**Exercise**
Your task is to repeat all of the data exactly while excluding the pictures.

**Records supplied**
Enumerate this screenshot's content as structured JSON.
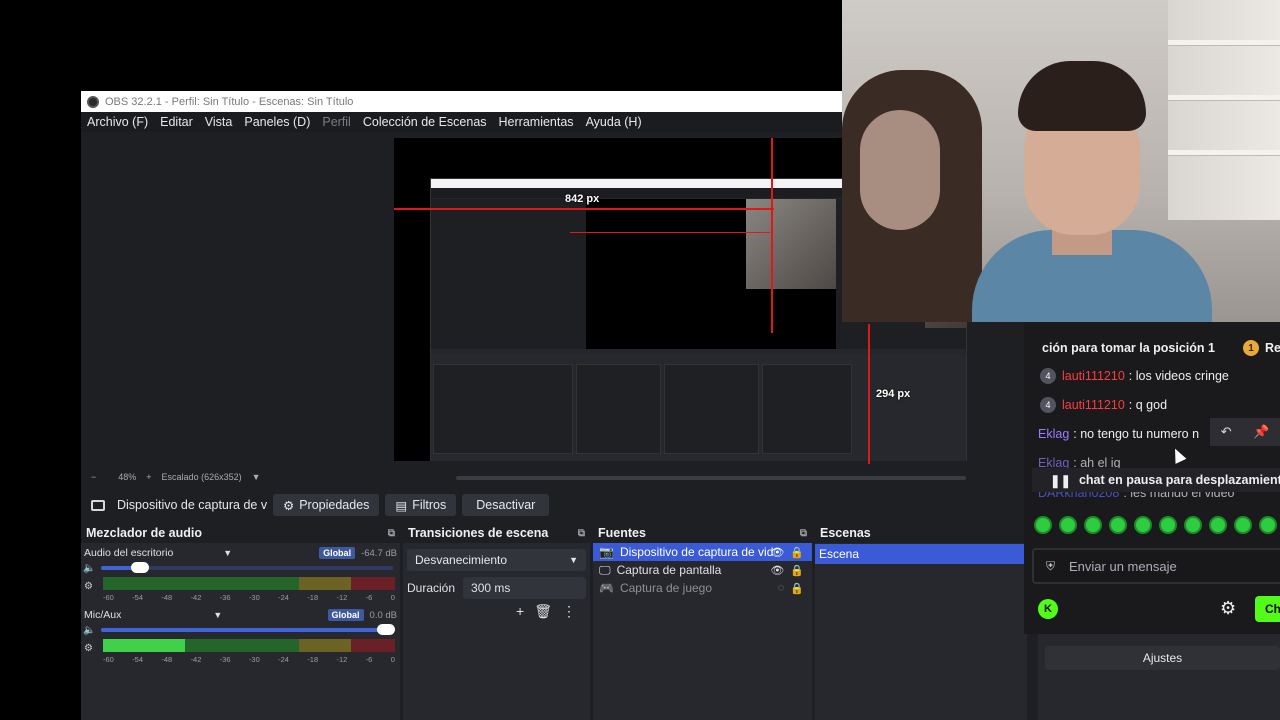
{
  "window": {
    "title": "OBS 32.2.1 - Perfil: Sin Título - Escenas: Sin Título"
  },
  "menu": [
    "Archivo (F)",
    "Editar",
    "Vista",
    "Paneles (D)",
    "Perfil",
    "Colección de Escenas",
    "Herramientas",
    "Ayuda (H)"
  ],
  "preview": {
    "label_top": "842 px",
    "label_bottom": "294 px",
    "zoom_minus": "−",
    "zoom": "48%",
    "zoom_plus": "+",
    "scale": "Escalado (626x352)"
  },
  "source_bar": {
    "source": "Dispositivo de captura de v",
    "properties": "Propiedades",
    "filters": "Filtros",
    "deactivate": "Desactivar"
  },
  "mixer": {
    "title": "Mezclador de audio",
    "channels": [
      {
        "name": "Audio del escritorio",
        "badge": "Global",
        "db": "-64.7 dB",
        "volume": 0.15,
        "level": 0.0
      },
      {
        "name": "Mic/Aux",
        "badge": "Global",
        "db": "0.0 dB",
        "volume": 1.0,
        "level": 0.28
      }
    ],
    "scale": [
      "-60",
      "-54",
      "-48",
      "-42",
      "-36",
      "-30",
      "-24",
      "-18",
      "-12",
      "-6",
      "0"
    ]
  },
  "transitions": {
    "title": "Transiciones de escena",
    "selected": "Desvanecimiento",
    "duration_label": "Duración",
    "duration_value": "300 ms"
  },
  "sources": {
    "title": "Fuentes",
    "items": [
      {
        "name": "Dispositivo de captura de vid",
        "selected": true
      },
      {
        "name": "Captura de pantalla",
        "selected": false
      },
      {
        "name": "Captura de juego",
        "selected": false
      }
    ]
  },
  "scenes": {
    "title": "Escenas",
    "items": [
      "Escena"
    ]
  },
  "chat": {
    "top": "ción para tomar la posición 1",
    "top_coin": "1",
    "top_suffix": "Re",
    "messages": [
      {
        "badge": "4",
        "user": "lauti111210",
        "text": ": los videos cringe"
      },
      {
        "badge": "4",
        "user": "lauti111210",
        "text": ": q god"
      },
      {
        "badge": "",
        "user": "Eklag",
        "text": ": no tengo tu numero n"
      },
      {
        "badge": "",
        "user": "Eklag",
        "text": ": ah el ig"
      },
      {
        "badge": "",
        "user": "DARkhan0208",
        "text": ": les mando el video"
      }
    ],
    "pause": "chat en pausa para desplazamient",
    "input_placeholder": "Enviar un mensaje",
    "send": "Ch",
    "k": "K"
  },
  "ajustes": "Ajustes",
  "colors": {
    "accent": "#3b5bd6",
    "kick_green": "#53fc18",
    "red": "#e01818"
  }
}
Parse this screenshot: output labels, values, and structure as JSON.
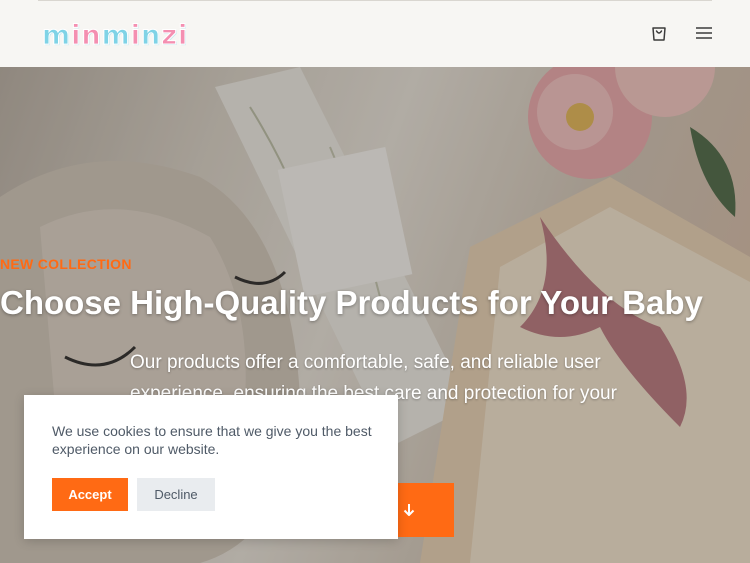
{
  "brand": {
    "logo_text": "minminzi",
    "letter_colors": [
      "#7fd3e6",
      "#f48fb1",
      "#f48fb1",
      "#7fd3e6",
      "#f48fb1",
      "#7fd3e6",
      "#f48fb1",
      "#f48fb1"
    ]
  },
  "header": {
    "icons": [
      "shopping-bag-icon",
      "hamburger-menu-icon"
    ]
  },
  "hero": {
    "eyebrow": "NEW COLLECTION",
    "title": "Choose High-Quality Products for Your Baby",
    "description": "Our products offer a comfortable, safe, and reliable user experience, ensuring the best care and protection for your",
    "cta_icon": "arrow-down-icon"
  },
  "cookie_banner": {
    "message": "We use cookies to ensure that we give you the best experience on our website.",
    "accept_label": "Accept",
    "decline_label": "Decline"
  },
  "colors": {
    "accent": "#ff6a14",
    "text_muted": "#4f5a67"
  }
}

**Task answer**
Enumerate this screenshot's content as structured JSON.
{
  "window": {
    "title": "OBS 32.2.1 - Perfil: Sin Título - Escenas: Sin Título"
  },
  "menu": [
    "Archivo (F)",
    "Editar",
    "Vista",
    "Paneles (D)",
    "Perfil",
    "Colección de Escenas",
    "Herramientas",
    "Ayuda (H)"
  ],
  "preview": {
    "label_top": "842 px",
    "label_bottom": "294 px",
    "zoom_minus": "−",
    "zoom": "48%",
    "zoom_plus": "+",
    "scale": "Escalado (626x352)"
  },
  "source_bar": {
    "source": "Dispositivo de captura de v",
    "properties": "Propiedades",
    "filters": "Filtros",
    "deactivate": "Desactivar"
  },
  "mixer": {
    "title": "Mezclador de audio",
    "channels": [
      {
        "name": "Audio del escritorio",
        "badge": "Global",
        "db": "-64.7 dB",
        "volume": 0.15,
        "level": 0.0
      },
      {
        "name": "Mic/Aux",
        "badge": "Global",
        "db": "0.0 dB",
        "volume": 1.0,
        "level": 0.28
      }
    ],
    "scale": [
      "-60",
      "-54",
      "-48",
      "-42",
      "-36",
      "-30",
      "-24",
      "-18",
      "-12",
      "-6",
      "0"
    ]
  },
  "transitions": {
    "title": "Transiciones de escena",
    "selected": "Desvanecimiento",
    "duration_label": "Duración",
    "duration_value": "300 ms"
  },
  "sources": {
    "title": "Fuentes",
    "items": [
      {
        "name": "Dispositivo de captura de vid",
        "selected": true
      },
      {
        "name": "Captura de pantalla",
        "selected": false
      },
      {
        "name": "Captura de juego",
        "selected": false
      }
    ]
  },
  "scenes": {
    "title": "Escenas",
    "items": [
      "Escena"
    ]
  },
  "chat": {
    "top": "ción para tomar la posición 1",
    "top_coin": "1",
    "top_suffix": "Re",
    "messages": [
      {
        "badge": "4",
        "user": "lauti111210",
        "text": ": los videos cringe"
      },
      {
        "badge": "4",
        "user": "lauti111210",
        "text": ": q god"
      },
      {
        "badge": "",
        "user": "Eklag",
        "text": ": no tengo tu numero n"
      },
      {
        "badge": "",
        "user": "Eklag",
        "text": ": ah el ig"
      },
      {
        "badge": "",
        "user": "DARkhan0208",
        "text": ": les mando el video"
      }
    ],
    "pause": "chat en pausa para desplazamient",
    "input_placeholder": "Enviar un mensaje",
    "send": "Ch",
    "k": "K"
  },
  "ajustes": "Ajustes",
  "colors": {
    "accent": "#3b5bd6",
    "kick_green": "#53fc18",
    "red": "#e01818"
  }
}
Parse this screenshot: output labels, values, and structure as JSON.
{
  "brand": {
    "logo_text": "minminzi",
    "letter_colors": [
      "#7fd3e6",
      "#f48fb1",
      "#f48fb1",
      "#7fd3e6",
      "#f48fb1",
      "#7fd3e6",
      "#f48fb1",
      "#f48fb1"
    ]
  },
  "header": {
    "icons": [
      "shopping-bag-icon",
      "hamburger-menu-icon"
    ]
  },
  "hero": {
    "eyebrow": "NEW COLLECTION",
    "title": "Choose High-Quality Products for Your Baby",
    "description": "Our products offer a comfortable, safe, and reliable user experience, ensuring the best care and protection for your",
    "cta_icon": "arrow-down-icon"
  },
  "cookie_banner": {
    "message": "We use cookies to ensure that we give you the best experience on our website.",
    "accept_label": "Accept",
    "decline_label": "Decline"
  },
  "colors": {
    "accent": "#ff6a14",
    "text_muted": "#4f5a67"
  }
}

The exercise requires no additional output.